_Task directions_. Exactly reproduce each record listed below.

(Dataset records)
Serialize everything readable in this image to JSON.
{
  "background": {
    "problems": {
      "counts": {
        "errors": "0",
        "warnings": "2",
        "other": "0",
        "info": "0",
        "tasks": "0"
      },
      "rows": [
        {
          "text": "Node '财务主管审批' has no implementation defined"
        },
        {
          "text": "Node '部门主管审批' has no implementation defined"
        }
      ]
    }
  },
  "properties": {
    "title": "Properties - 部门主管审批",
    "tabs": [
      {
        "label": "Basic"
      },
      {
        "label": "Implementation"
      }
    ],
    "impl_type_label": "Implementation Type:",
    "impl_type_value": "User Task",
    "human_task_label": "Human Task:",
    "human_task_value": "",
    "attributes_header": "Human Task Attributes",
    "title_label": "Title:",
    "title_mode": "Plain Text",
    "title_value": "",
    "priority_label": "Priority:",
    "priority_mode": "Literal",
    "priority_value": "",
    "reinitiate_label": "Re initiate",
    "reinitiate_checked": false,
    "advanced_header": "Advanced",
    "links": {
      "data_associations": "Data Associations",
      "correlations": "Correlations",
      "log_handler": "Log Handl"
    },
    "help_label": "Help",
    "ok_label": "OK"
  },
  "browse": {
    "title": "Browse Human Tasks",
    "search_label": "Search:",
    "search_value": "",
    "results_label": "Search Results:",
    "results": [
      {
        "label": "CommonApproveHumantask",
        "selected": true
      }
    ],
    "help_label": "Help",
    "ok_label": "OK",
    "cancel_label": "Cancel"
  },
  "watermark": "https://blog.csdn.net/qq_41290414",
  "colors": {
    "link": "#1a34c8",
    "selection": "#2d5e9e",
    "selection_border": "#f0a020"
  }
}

_Correct answer_.
Serialize everything readable in this image to JSON.
{
  "background": {
    "problems": {
      "counts": {
        "errors": "0",
        "warnings": "2",
        "other": "0",
        "info": "0",
        "tasks": "0"
      },
      "rows": [
        {
          "text": "Node '财务主管审批' has no implementation defined"
        },
        {
          "text": "Node '部门主管审批' has no implementation defined"
        }
      ]
    }
  },
  "properties": {
    "title": "Properties - 部门主管审批",
    "tabs": [
      {
        "label": "Basic"
      },
      {
        "label": "Implementation"
      }
    ],
    "impl_type_label": "Implementation Type:",
    "impl_type_value": "User Task",
    "human_task_label": "Human Task:",
    "human_task_value": "",
    "attributes_header": "Human Task Attributes",
    "title_label": "Title:",
    "title_mode": "Plain Text",
    "title_value": "",
    "priority_label": "Priority:",
    "priority_mode": "Literal",
    "priority_value": "",
    "reinitiate_label": "Re initiate",
    "reinitiate_checked": false,
    "advanced_header": "Advanced",
    "links": {
      "data_associations": "Data Associations",
      "correlations": "Correlations",
      "log_handler": "Log Handl"
    },
    "help_label": "Help",
    "ok_label": "OK"
  },
  "browse": {
    "title": "Browse Human Tasks",
    "search_label": "Search:",
    "search_value": "",
    "results_label": "Search Results:",
    "results": [
      {
        "label": "CommonApproveHumantask",
        "selected": true
      }
    ],
    "help_label": "Help",
    "ok_label": "OK",
    "cancel_label": "Cancel"
  },
  "watermark": "https://blog.csdn.net/qq_41290414",
  "colors": {
    "link": "#1a34c8",
    "selection": "#2d5e9e",
    "selection_border": "#f0a020"
  }
}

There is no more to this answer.